== Written problem ==
Go through the records and show each line where the word "shifted" occurs.
============
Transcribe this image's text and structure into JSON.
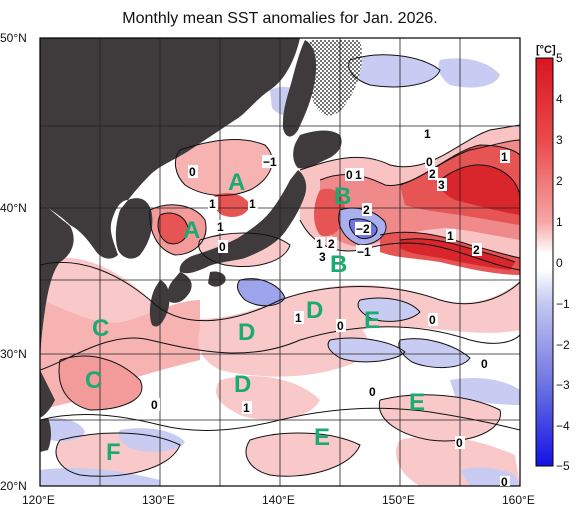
{
  "title": "Monthly mean SST anomalies for Jan. 2026.",
  "lat_labels": [
    "50°N",
    "40°N",
    "30°N",
    "20°N"
  ],
  "lon_labels": [
    "120°E",
    "130°E",
    "140°E",
    "150°E",
    "160°E"
  ],
  "colorbar": {
    "unit": "[°C]",
    "ticks": [
      "5",
      "4",
      "3",
      "2",
      "1",
      "0",
      "−1",
      "−2",
      "−3",
      "−4",
      "−5"
    ],
    "colors": {
      "warm_strong": "#e0242b",
      "warm_mid": "#f07070",
      "warm_light": "#f9c6c6",
      "neutral": "#ffffff",
      "cool_light": "#c8cbf2",
      "cool_mid": "#7d83e6",
      "cool_strong": "#1a1ae6",
      "land": "#3f3b3c"
    }
  },
  "regions": {
    "a1": "A",
    "a2": "A",
    "b1": "B",
    "b2": "B",
    "c1": "C",
    "c2": "C",
    "d1": "D",
    "d2": "D",
    "d3": "D",
    "e1": "E",
    "e2": "E",
    "e3": "E",
    "f1": "F"
  },
  "contour_labels": {
    "l1": "1",
    "l2": "0",
    "l3": "−1",
    "l4": "1",
    "l5": "1",
    "l6": "1",
    "l7": "0",
    "l8": "1",
    "l9": "0",
    "l10": "0",
    "l11": "1",
    "l12": "2",
    "l13": "2",
    "l14": "−2",
    "l15": "−1",
    "l16": "1",
    "l17": "2",
    "l18": "3",
    "l19": "1",
    "l20": "3",
    "l21": "2",
    "l22": "1",
    "l23": "1",
    "l24": "0",
    "l25": "0",
    "l26": "0",
    "l27": "0",
    "l28": "1",
    "l29": "0",
    "l30": "0",
    "l31": "0"
  }
}
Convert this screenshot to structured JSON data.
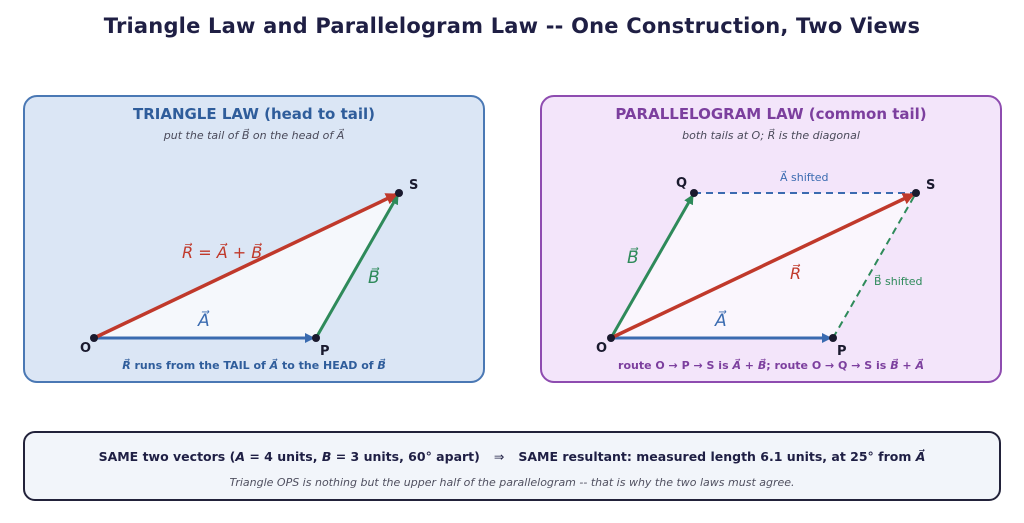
{
  "title": "Triangle Law and Parallelogram Law -- One Construction, Two Views",
  "triangle": {
    "heading": "TRIANGLE LAW  (head to tail)",
    "subtitle": {
      "a": "put the tail of ",
      "b": "B⃗",
      "c": " on the head of ",
      "d": "A⃗"
    },
    "labels": {
      "O": "O",
      "P": "P",
      "S": "S",
      "A": "A⃗",
      "B": "B⃗",
      "R": "R⃗ = A⃗ + B⃗"
    },
    "footer": {
      "a": "R⃗",
      "b": " runs from the TAIL of ",
      "c": "A⃗",
      "d": " to the HEAD of ",
      "e": "B⃗"
    }
  },
  "parallelogram": {
    "heading": "PARALLELOGRAM LAW  (common tail)",
    "subtitle": {
      "a": "both tails at O; ",
      "b": "R⃗",
      "c": " is the diagonal"
    },
    "labels": {
      "O": "O",
      "P": "P",
      "Q": "Q",
      "S": "S",
      "A": "A⃗",
      "B": "B⃗",
      "R": "R⃗",
      "A_shifted": "A⃗ shifted",
      "B_shifted": "B⃗ shifted"
    },
    "footer": {
      "a": "route O → P → S is ",
      "b": "A⃗ + B⃗",
      "c": "; route O → Q → S is ",
      "d": "B⃗ + A⃗"
    }
  },
  "summary": {
    "left": {
      "a": "SAME two vectors (",
      "b": "A",
      "c": " = 4 units, ",
      "d": "B",
      "e": " = 3 units, 60° apart)"
    },
    "arrow": "⇒",
    "right": {
      "a": "SAME resultant: measured length 6.1 units, at 25° from ",
      "b": "A⃗"
    },
    "note": "Triangle OPS is nothing but the upper half of the parallelogram -- that is why the two laws must agree."
  },
  "colors": {
    "A": "#3a6bb0",
    "B": "#2e8a5a",
    "R": "#c0392b",
    "point": "#1a1a2e"
  }
}
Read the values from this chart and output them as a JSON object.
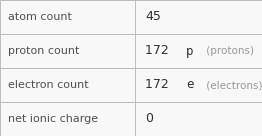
{
  "rows": [
    {
      "label": "atom count",
      "value_parts": [
        {
          "text": "45",
          "style": "normal",
          "color": "#303030"
        }
      ]
    },
    {
      "label": "proton count",
      "value_parts": [
        {
          "text": "172 ",
          "style": "normal",
          "color": "#303030"
        },
        {
          "text": "p",
          "style": "mono",
          "color": "#303030"
        },
        {
          "text": " (protons)",
          "style": "annotation",
          "color": "#999999"
        }
      ]
    },
    {
      "label": "electron count",
      "value_parts": [
        {
          "text": "172 ",
          "style": "normal",
          "color": "#303030"
        },
        {
          "text": "e",
          "style": "mono",
          "color": "#303030"
        },
        {
          "text": " (electrons)",
          "style": "annotation",
          "color": "#999999"
        }
      ]
    },
    {
      "label": "net ionic charge",
      "value_parts": [
        {
          "text": "0",
          "style": "normal",
          "color": "#303030"
        }
      ]
    }
  ],
  "col_split": 0.515,
  "background_color": "#f8f8f8",
  "cell_bg": "#f8f8f8",
  "grid_color": "#bbbbbb",
  "label_color": "#505050",
  "label_fontsize": 8.0,
  "value_fontsize": 9.0,
  "annotation_fontsize": 7.5,
  "mono_fontsize": 9.0
}
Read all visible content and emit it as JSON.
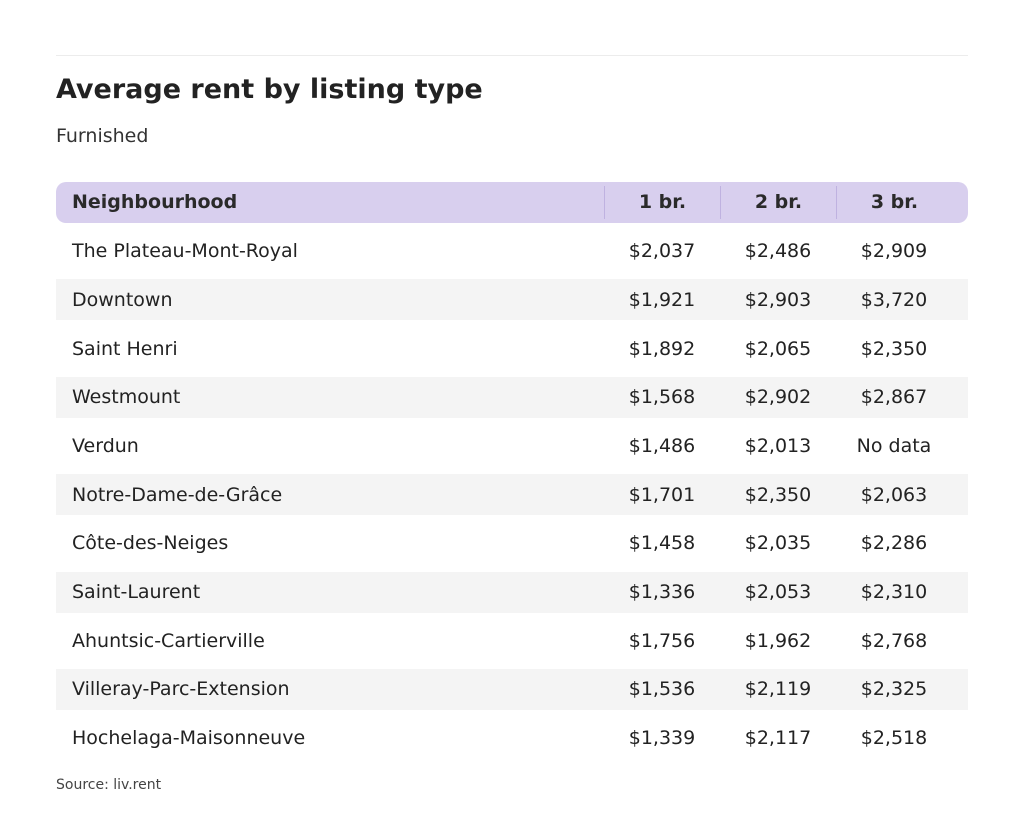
{
  "chart_data": {
    "type": "table",
    "title": "Average rent by listing type",
    "subtitle": "Furnished",
    "columns": [
      "Neighbourhood",
      "1 br.",
      "2 br.",
      "3 br."
    ],
    "rows": [
      [
        "The Plateau-Mont-Royal",
        "$2,037",
        "$2,486",
        "$2,909"
      ],
      [
        "Downtown",
        "$1,921",
        "$2,903",
        "$3,720"
      ],
      [
        "Saint Henri",
        "$1,892",
        "$2,065",
        "$2,350"
      ],
      [
        "Westmount",
        "$1,568",
        "$2,902",
        "$2,867"
      ],
      [
        "Verdun",
        "$1,486",
        "$2,013",
        "No data"
      ],
      [
        "Notre-Dame-de-Grâce",
        "$1,701",
        "$2,350",
        "$2,063"
      ],
      [
        "Côte-des-Neiges",
        "$1,458",
        "$2,035",
        "$2,286"
      ],
      [
        "Saint-Laurent",
        "$1,336",
        "$2,053",
        "$2,310"
      ],
      [
        "Ahuntsic-Cartierville",
        "$1,756",
        "$1,962",
        "$2,768"
      ],
      [
        "Villeray-Parc-Extension",
        "$1,536",
        "$2,119",
        "$2,325"
      ],
      [
        "Hochelaga-Maisonneuve",
        "$1,339",
        "$2,117",
        "$2,518"
      ]
    ],
    "source": "Source: liv.rent",
    "colors": {
      "header_background": "#d8cfee",
      "stripe_background": "#f4f4f4"
    }
  }
}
============
== Exercise solution ==
      "A_shifted": "A⃗ shifted",
      "B_shifted": "B⃗ shifted"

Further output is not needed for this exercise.